### What you will do
Copy each line of the data below exactly, leaving out pictures.

**** Supplied material ****

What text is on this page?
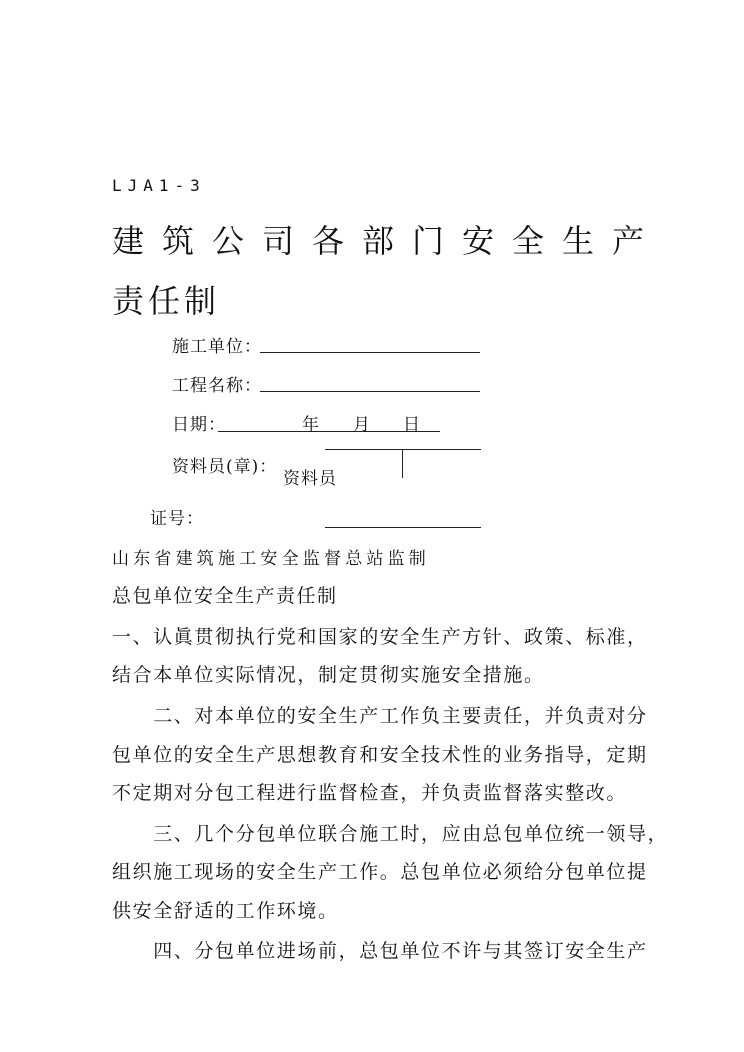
LJA1-3
建筑公司各部门安全生产
责任制
施工单位：
工程名称：
日期：	年 月 日
资料员(章)：
资料员
证号：
山东省建筑施工安全监督总站监制
总包单位安全生产责任制
一、认眞贯彻执行党和国家的安全生产方针、政策、标准，
结合本单位实际情况，制定贯彻实施安全措施。
　　二、对本单位的安全生产工作负主要责任，并负责对分
包单位的安全生产思想教育和安全技术性的业务指导，定期
不定期对分包工程进行监督检查，并负责监督落实整改。
　　三、几个分包单位联合施工时，应由总包单位统一领导，
组织施工现场的安全生产工作。总包单位必须给分包单位提
供安全舒适的工作环境。
　　四、分包单位进场前，总包单位不许与其签订安全生产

****

### Solution to this problem
What text is on this page?
LJA1-3
建筑公司各部门安全生产
责任制
施工单位：
工程名称：
日期：	年 月 日
资料员(章)：
资料员
证号：
山东省建筑施工安全监督总站监制
总包单位安全生产责任制
一、认眞贯彻执行党和国家的安全生产方针、政策、标准，
结合本单位实际情况，制定贯彻实施安全措施。
　　二、对本单位的安全生产工作负主要责任，并负责对分
包单位的安全生产思想教育和安全技术性的业务指导，定期
不定期对分包工程进行监督检查，并负责监督落实整改。
　　三、几个分包单位联合施工时，应由总包单位统一领导，
组织施工现场的安全生产工作。总包单位必须给分包单位提
供安全舒适的工作环境。
　　四、分包单位进场前，总包单位不许与其签订安全生产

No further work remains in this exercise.